### WHAT THE TASK ASKS
Without the pictures, copy the entries below word for word.

### DATA FOR THIS TASK

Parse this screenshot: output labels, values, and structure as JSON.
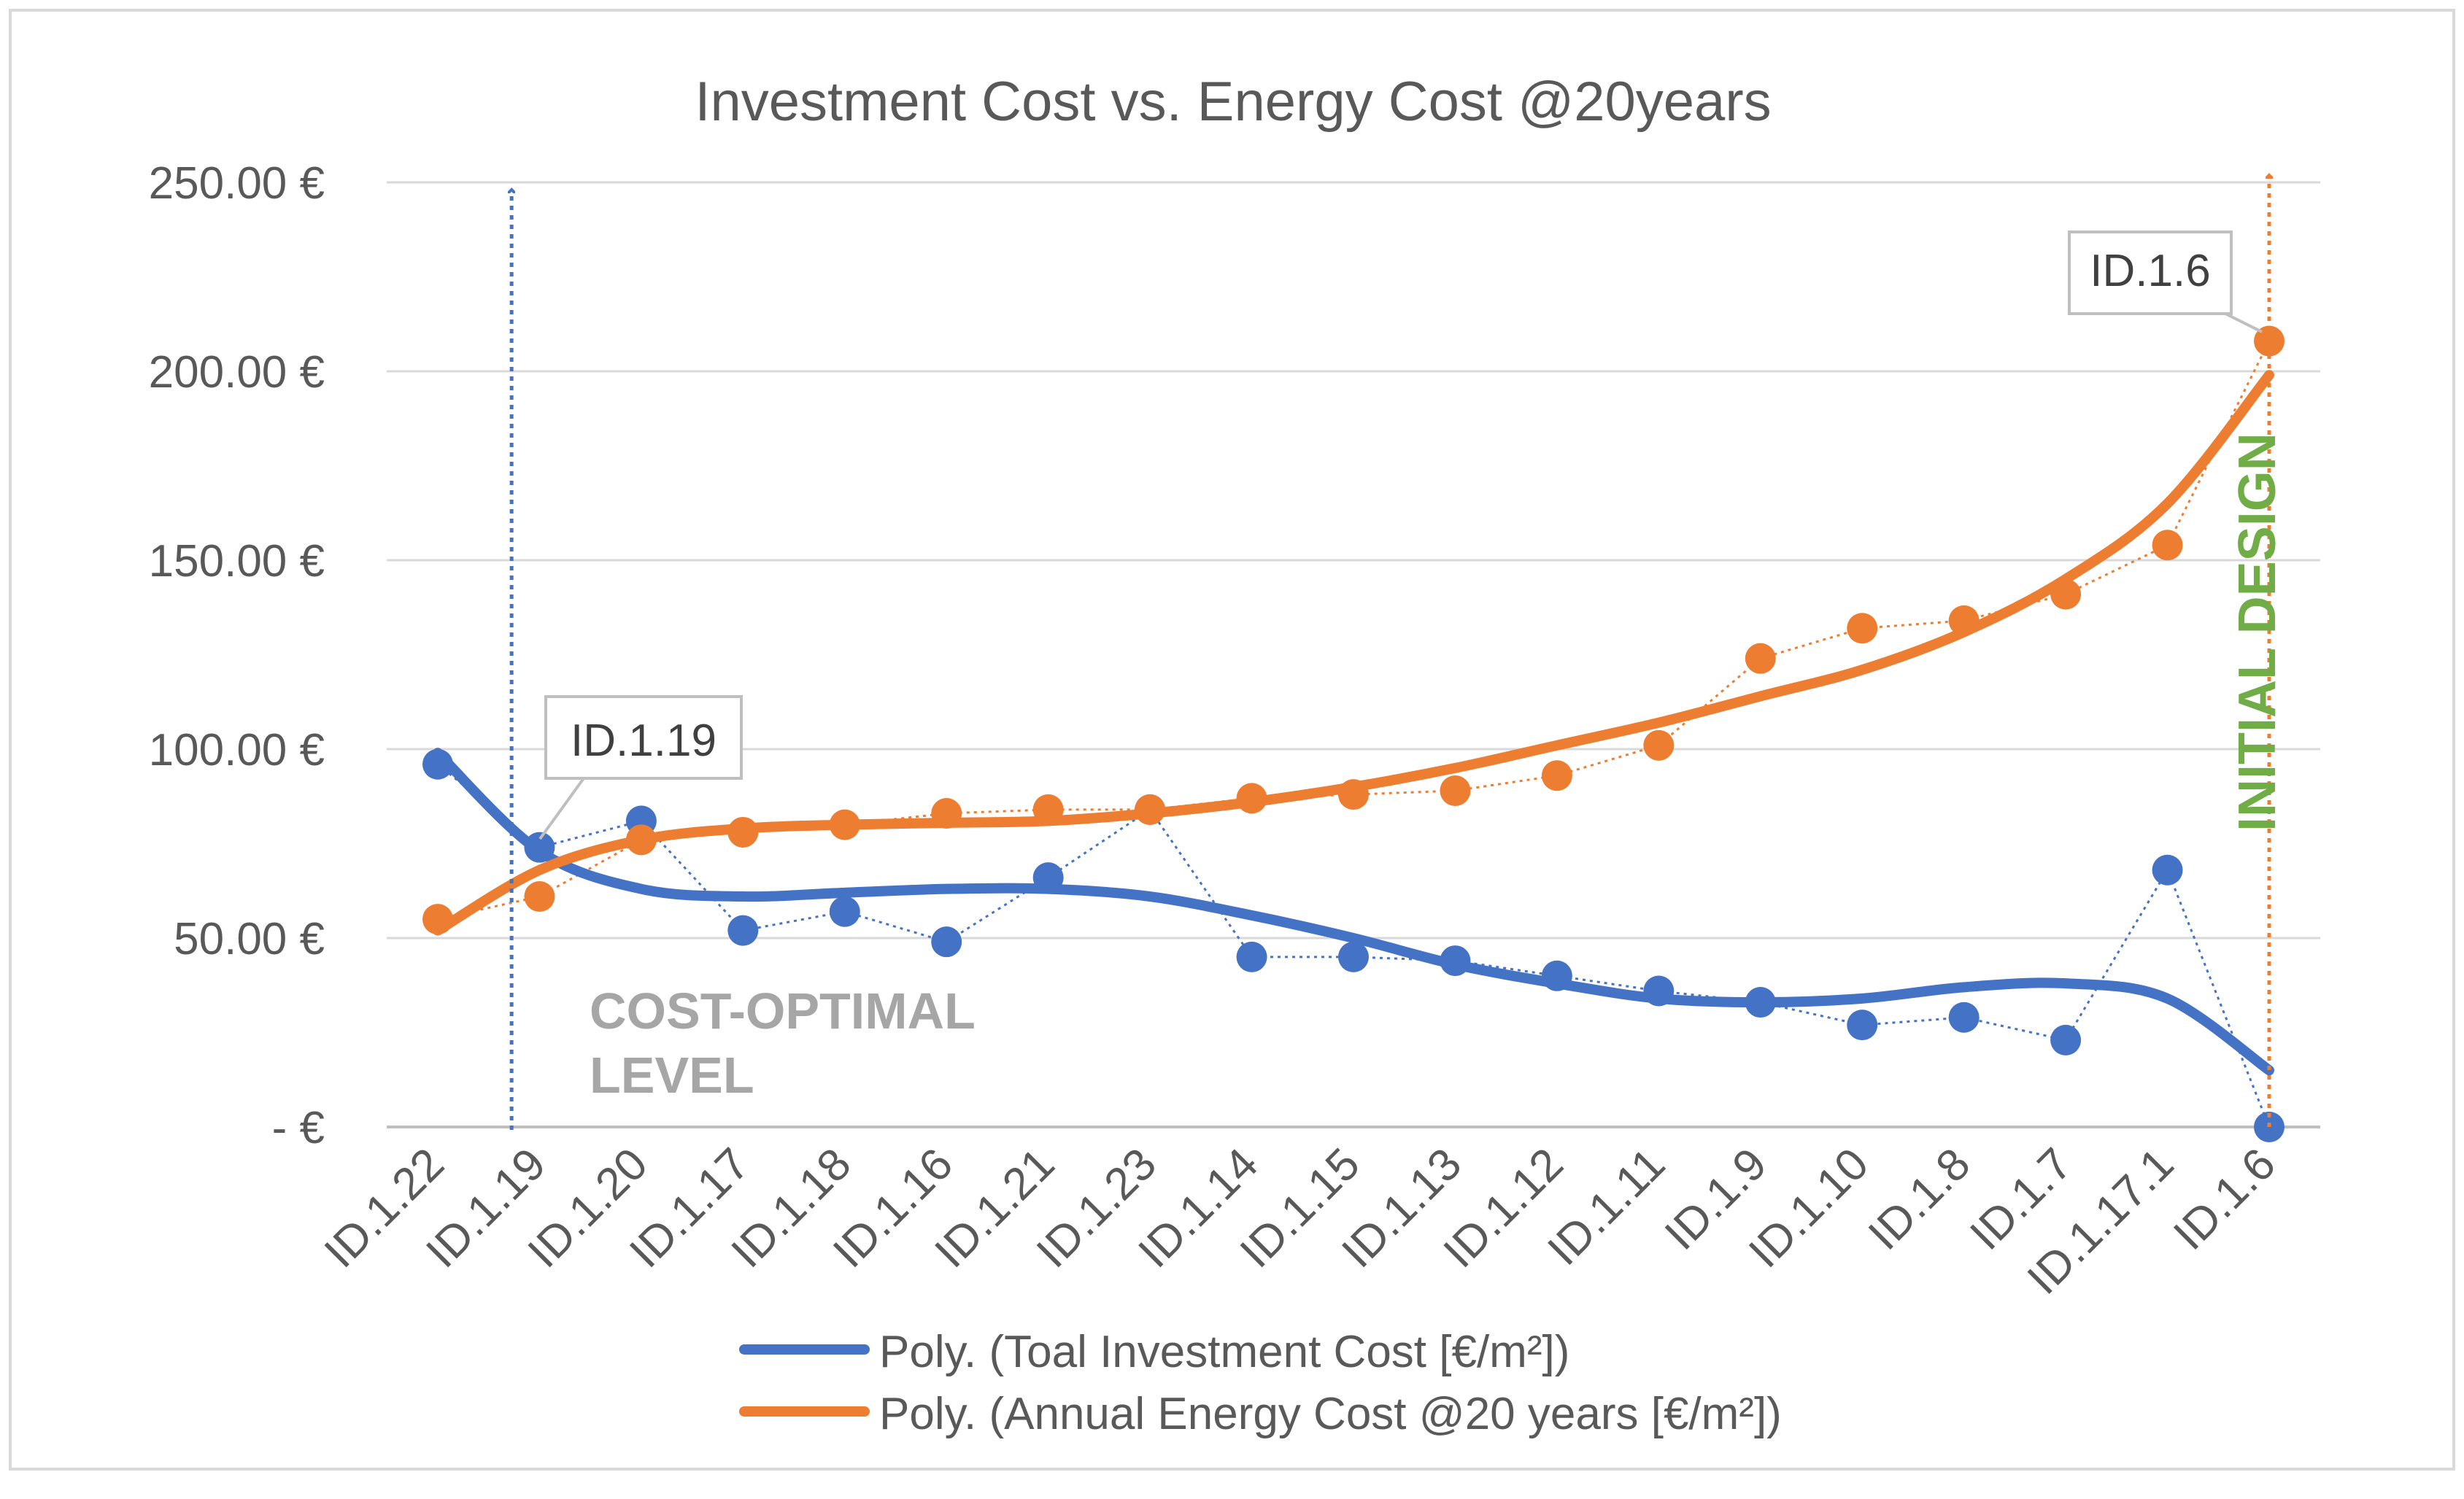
{
  "chart_data": {
    "type": "line",
    "title": "Investment Cost vs. Energy Cost @20years",
    "xlabel": "",
    "ylabel": "",
    "ylim": [
      0,
      250
    ],
    "y_ticks": [
      {
        "value": 0,
        "label": "-   €"
      },
      {
        "value": 50,
        "label": "50.00  €"
      },
      {
        "value": 100,
        "label": "100.00  €"
      },
      {
        "value": 150,
        "label": "150.00  €"
      },
      {
        "value": 200,
        "label": "200.00  €"
      },
      {
        "value": 250,
        "label": "250.00  €"
      }
    ],
    "grid": true,
    "categories": [
      "ID.1.22",
      "ID.1.19",
      "ID.1.20",
      "ID.1.17",
      "ID.1.18",
      "ID.1.16",
      "ID.1.21",
      "ID.1.23",
      "ID.1.14",
      "ID.1.15",
      "ID.1.13",
      "ID.1.12",
      "ID.1.11",
      "ID.1.9",
      "ID.1.10",
      "ID.1.8",
      "ID.1.7",
      "ID.1.17.1",
      "ID.1.6"
    ],
    "series": [
      {
        "name": "Toal Investment Cost [€/m²]",
        "color": "#4472C4",
        "values": [
          96,
          74,
          81,
          52,
          57,
          49,
          66,
          84,
          45,
          45,
          44,
          40,
          36,
          33,
          27,
          29,
          23,
          68,
          0
        ]
      },
      {
        "name": "Annual Energy Cost @20 years [€/m²]",
        "color": "#ED7D31",
        "values": [
          55,
          61,
          76,
          78,
          80,
          83,
          84,
          84,
          87,
          88,
          89,
          93,
          101,
          124,
          132,
          134,
          141,
          154,
          208
        ]
      }
    ],
    "trendlines": [
      {
        "name": "Poly. (Toal Investment Cost [€/m²])",
        "color": "#4472C4",
        "values": [
          99,
          73,
          63,
          61,
          62,
          63,
          63,
          61,
          56,
          50,
          43,
          38,
          34,
          33,
          34,
          37,
          38,
          34,
          15
        ]
      },
      {
        "name": "Poly. (Annual Energy Cost @20 years [€/m²])",
        "color": "#ED7D31",
        "values": [
          52,
          68,
          76,
          79,
          80,
          80.5,
          81,
          83,
          86,
          90,
          95,
          101,
          107,
          114,
          121,
          131,
          145,
          165,
          199
        ]
      }
    ],
    "legend_position": "bottom",
    "annotations": [
      {
        "text": "ID.1.19",
        "category": "ID.1.19",
        "value": 72,
        "color": "#404040"
      },
      {
        "text": "ID.1.6",
        "category": "ID.1.6",
        "value": 208,
        "color": "#404040"
      },
      {
        "text": "COST-OPTIMAL",
        "color": "#A6A6A6"
      },
      {
        "text": "LEVEL",
        "color": "#A6A6A6"
      },
      {
        "text": "INITIAL DESIGN",
        "color": "#70AD47"
      }
    ],
    "vertical_markers": [
      {
        "label": "cost-optimal",
        "color": "#4472C4",
        "position": "between ID.1.19 and ID.1.20"
      },
      {
        "label": "initial-design",
        "color": "#ED7D31",
        "category": "ID.1.6"
      }
    ]
  }
}
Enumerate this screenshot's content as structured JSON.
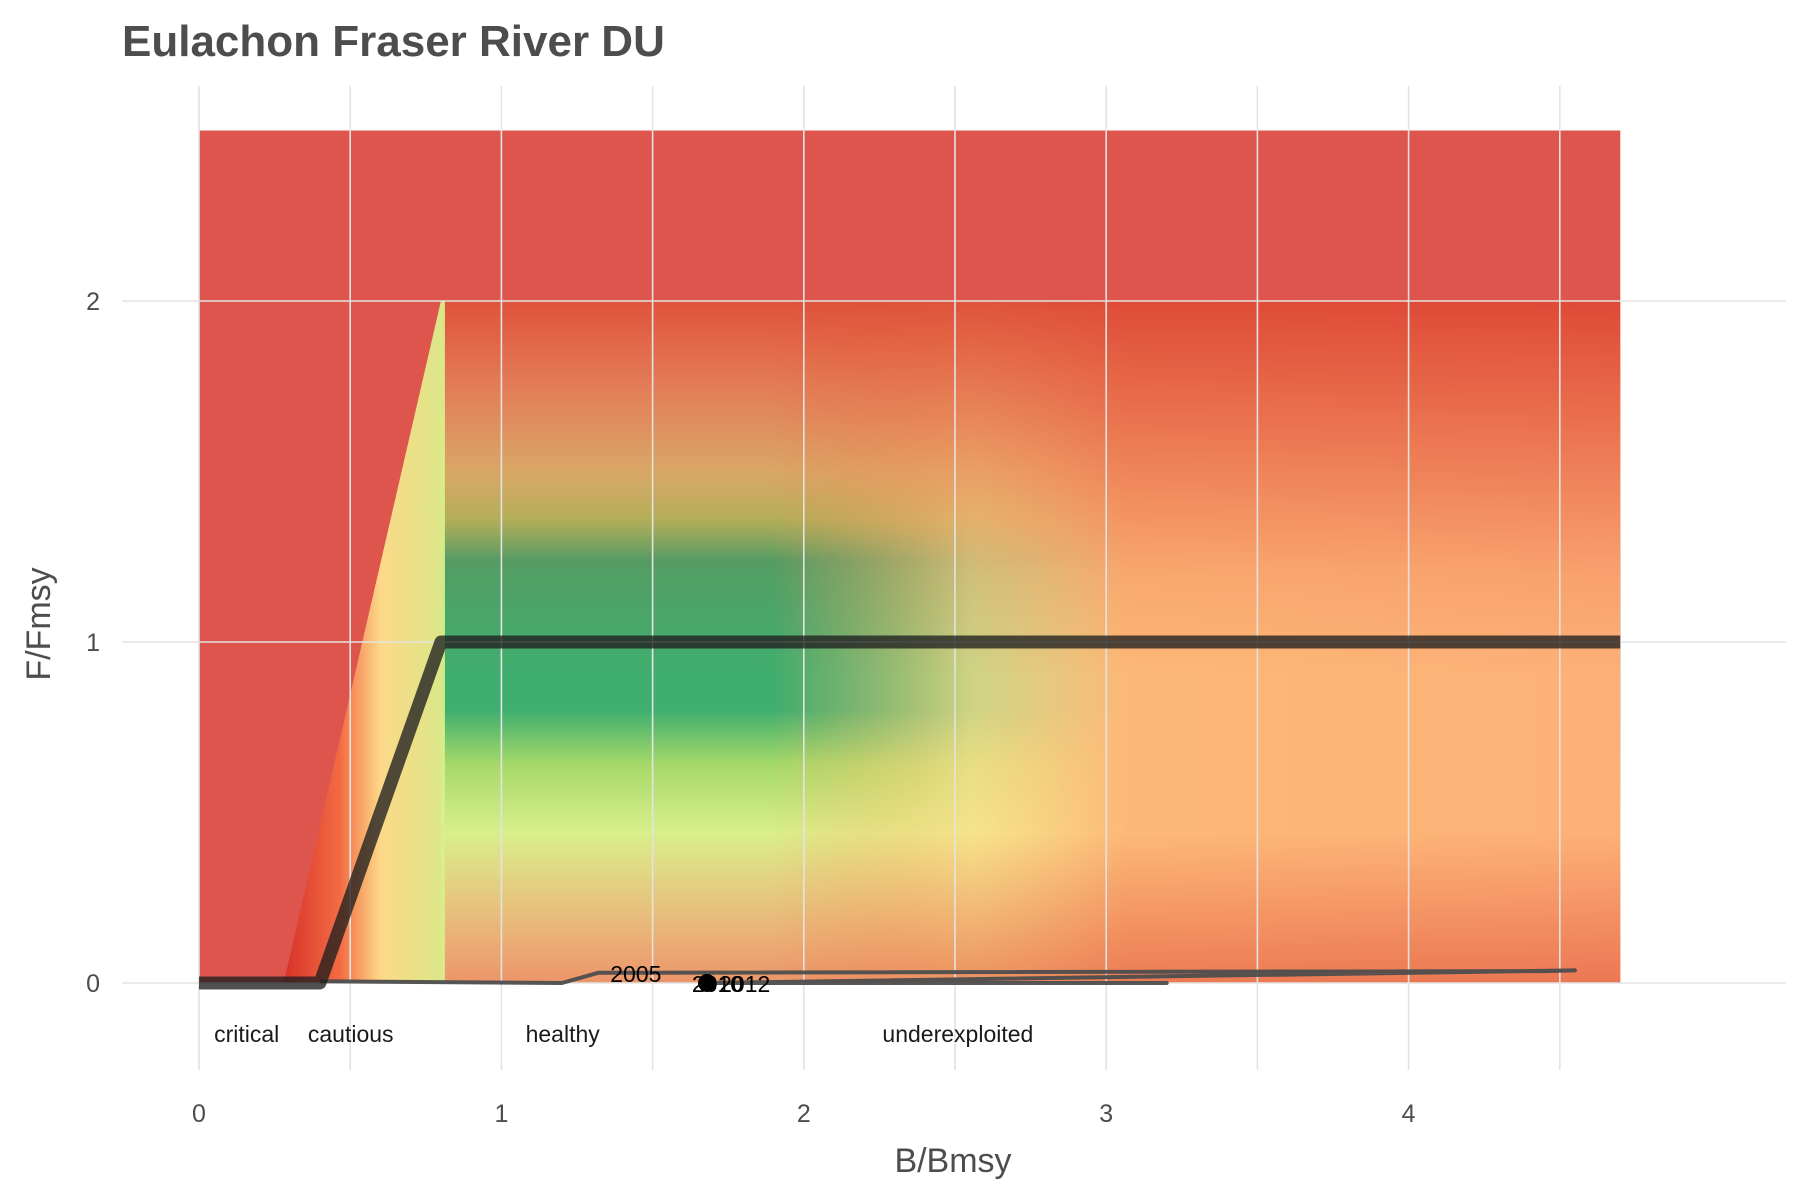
{
  "chart_data": {
    "type": "line",
    "title": "Eulachon Fraser River DU",
    "xlabel": "B/Bmsy",
    "ylabel": "F/Fmsy",
    "xlim": [
      -0.23,
      4.7
    ],
    "ylim": [
      -0.3,
      2.6
    ],
    "x_ticks": [
      0,
      1,
      2,
      3,
      4
    ],
    "y_ticks": [
      0,
      1,
      2
    ],
    "grid": true,
    "background": {
      "description": "status heat map",
      "x_range": [
        0,
        4.7
      ],
      "y_range": [
        0,
        2.5
      ],
      "colors": {
        "red": "#d73027",
        "orange": "#fc8d59",
        "light_orange": "#fdae61",
        "yellow": "#fee08b",
        "light_green": "#d9ef8b",
        "green": "#1a9850"
      }
    },
    "harvest_control_rule": {
      "x": [
        0,
        0.4,
        0.8,
        4.7
      ],
      "y": [
        0,
        0,
        1,
        1
      ],
      "color": "#1f1f1f"
    },
    "trajectory": {
      "x": [
        0.4,
        1.2,
        1.32,
        4.45,
        4.55,
        1.68,
        3.2,
        1.68
      ],
      "y": [
        0.005,
        0.0,
        0.03,
        0.035,
        0.037,
        0.0,
        0.0,
        0.0
      ],
      "color": "#4d4d4d"
    },
    "year_labels": [
      {
        "text": "2005",
        "x": 1.36,
        "y": 0.03
      },
      {
        "text": "2012",
        "x": 1.72,
        "y": 0.0
      },
      {
        "text": "2010",
        "x": 1.63,
        "y": 0.0
      }
    ],
    "current_point": {
      "x": 1.68,
      "y": 0.0,
      "color": "#000000"
    },
    "zone_labels": [
      {
        "text": "critical",
        "x": 0.05,
        "y": -0.15
      },
      {
        "text": "cautious",
        "x": 0.36,
        "y": -0.15
      },
      {
        "text": "healthy",
        "x": 1.08,
        "y": -0.15
      },
      {
        "text": "underexploited",
        "x": 2.26,
        "y": -0.15
      }
    ]
  }
}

### CORRECT ANSWER
Parse this screenshot: output labels, values, and structure as JSON.
{
  "chart_data": {
    "type": "line",
    "title": "Investment Cost vs. Energy Cost @20years",
    "xlabel": "",
    "ylabel": "",
    "ylim": [
      0,
      250
    ],
    "y_ticks": [
      {
        "value": 0,
        "label": "-   €"
      },
      {
        "value": 50,
        "label": "50.00  €"
      },
      {
        "value": 100,
        "label": "100.00  €"
      },
      {
        "value": 150,
        "label": "150.00  €"
      },
      {
        "value": 200,
        "label": "200.00  €"
      },
      {
        "value": 250,
        "label": "250.00  €"
      }
    ],
    "grid": true,
    "categories": [
      "ID.1.22",
      "ID.1.19",
      "ID.1.20",
      "ID.1.17",
      "ID.1.18",
      "ID.1.16",
      "ID.1.21",
      "ID.1.23",
      "ID.1.14",
      "ID.1.15",
      "ID.1.13",
      "ID.1.12",
      "ID.1.11",
      "ID.1.9",
      "ID.1.10",
      "ID.1.8",
      "ID.1.7",
      "ID.1.17.1",
      "ID.1.6"
    ],
    "series": [
      {
        "name": "Toal Investment Cost [€/m²]",
        "color": "#4472C4",
        "values": [
          96,
          74,
          81,
          52,
          57,
          49,
          66,
          84,
          45,
          45,
          44,
          40,
          36,
          33,
          27,
          29,
          23,
          68,
          0
        ]
      },
      {
        "name": "Annual Energy Cost @20 years [€/m²]",
        "color": "#ED7D31",
        "values": [
          55,
          61,
          76,
          78,
          80,
          83,
          84,
          84,
          87,
          88,
          89,
          93,
          101,
          124,
          132,
          134,
          141,
          154,
          208
        ]
      }
    ],
    "trendlines": [
      {
        "name": "Poly. (Toal Investment Cost [€/m²])",
        "color": "#4472C4",
        "values": [
          99,
          73,
          63,
          61,
          62,
          63,
          63,
          61,
          56,
          50,
          43,
          38,
          34,
          33,
          34,
          37,
          38,
          34,
          15
        ]
      },
      {
        "name": "Poly. (Annual Energy Cost @20 years [€/m²])",
        "color": "#ED7D31",
        "values": [
          52,
          68,
          76,
          79,
          80,
          80.5,
          81,
          83,
          86,
          90,
          95,
          101,
          107,
          114,
          121,
          131,
          145,
          165,
          199
        ]
      }
    ],
    "legend_position": "bottom",
    "annotations": [
      {
        "text": "ID.1.19",
        "category": "ID.1.19",
        "value": 72,
        "color": "#404040"
      },
      {
        "text": "ID.1.6",
        "category": "ID.1.6",
        "value": 208,
        "color": "#404040"
      },
      {
        "text": "COST-OPTIMAL",
        "color": "#A6A6A6"
      },
      {
        "text": "LEVEL",
        "color": "#A6A6A6"
      },
      {
        "text": "INITIAL DESIGN",
        "color": "#70AD47"
      }
    ],
    "vertical_markers": [
      {
        "label": "cost-optimal",
        "color": "#4472C4",
        "position": "between ID.1.19 and ID.1.20"
      },
      {
        "label": "initial-design",
        "color": "#ED7D31",
        "category": "ID.1.6"
      }
    ]
  }
}
Enumerate this screenshot's content as structured JSON.
{
  "chart_data": {
    "type": "line",
    "title": "Eulachon Fraser River DU",
    "xlabel": "B/Bmsy",
    "ylabel": "F/Fmsy",
    "xlim": [
      -0.23,
      4.7
    ],
    "ylim": [
      -0.3,
      2.6
    ],
    "x_ticks": [
      0,
      1,
      2,
      3,
      4
    ],
    "y_ticks": [
      0,
      1,
      2
    ],
    "grid": true,
    "background": {
      "description": "status heat map",
      "x_range": [
        0,
        4.7
      ],
      "y_range": [
        0,
        2.5
      ],
      "colors": {
        "red": "#d73027",
        "orange": "#fc8d59",
        "light_orange": "#fdae61",
        "yellow": "#fee08b",
        "light_green": "#d9ef8b",
        "green": "#1a9850"
      }
    },
    "harvest_control_rule": {
      "x": [
        0,
        0.4,
        0.8,
        4.7
      ],
      "y": [
        0,
        0,
        1,
        1
      ],
      "color": "#1f1f1f"
    },
    "trajectory": {
      "x": [
        0.4,
        1.2,
        1.32,
        4.45,
        4.55,
        1.68,
        3.2,
        1.68
      ],
      "y": [
        0.005,
        0.0,
        0.03,
        0.035,
        0.037,
        0.0,
        0.0,
        0.0
      ],
      "color": "#4d4d4d"
    },
    "year_labels": [
      {
        "text": "2005",
        "x": 1.36,
        "y": 0.03
      },
      {
        "text": "2012",
        "x": 1.72,
        "y": 0.0
      },
      {
        "text": "2010",
        "x": 1.63,
        "y": 0.0
      }
    ],
    "current_point": {
      "x": 1.68,
      "y": 0.0,
      "color": "#000000"
    },
    "zone_labels": [
      {
        "text": "critical",
        "x": 0.05,
        "y": -0.15
      },
      {
        "text": "cautious",
        "x": 0.36,
        "y": -0.15
      },
      {
        "text": "healthy",
        "x": 1.08,
        "y": -0.15
      },
      {
        "text": "underexploited",
        "x": 2.26,
        "y": -0.15
      }
    ]
  }
}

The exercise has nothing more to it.